* EXERCISE DESCRIPTION: Look through the lines below and extract each one that contains "镍银合金镀银".

Dataset items:
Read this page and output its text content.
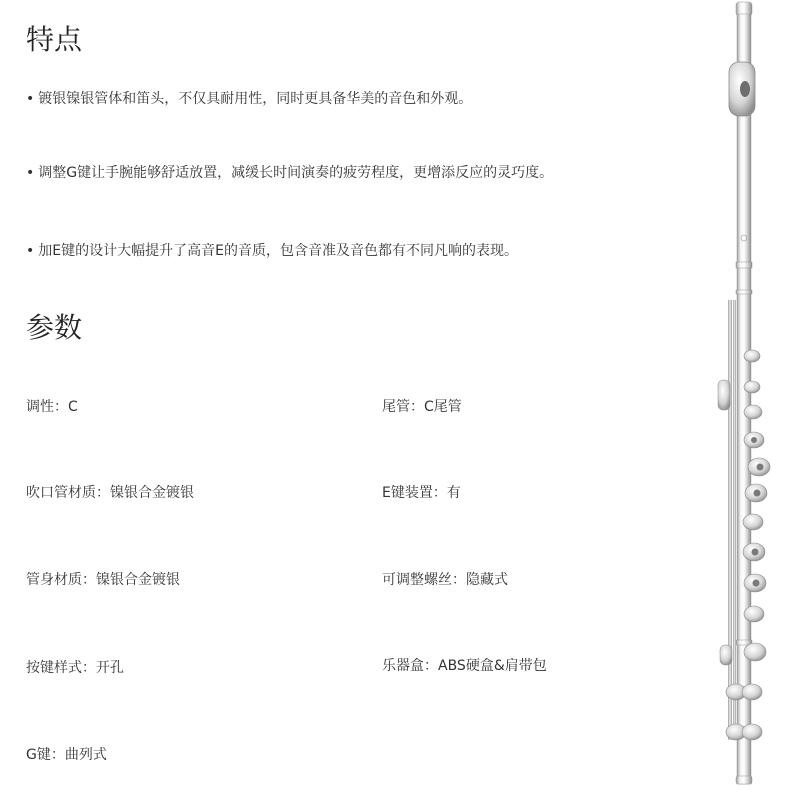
特点
• 镀银镍银管体和笛头，不仅具耐用性，同时更具备华美的音色和外观。
• 调整G键让手腕能够舒适放置，减缓长时间演奏的疲劳程度，更增添反应的灵巧度。
• 加E键的设计大幅提升了高音E的音质，包含音准及音色都有不同凡响的表现。
参数
调性：C	尾管：C尾管
吹口管材质：镍银合金镀银	E键装置：有
管身材质：镍银合金镀银	可调整螺丝：隐藏式
按键样式：开孔	乐器盒：ABS硬盒&肩带包
G键：曲列式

* SOLUTION:
吹口管材质：镍银合金镀银	E键装置：有
管身材质：镍银合金镀银	可调整螺丝：隐藏式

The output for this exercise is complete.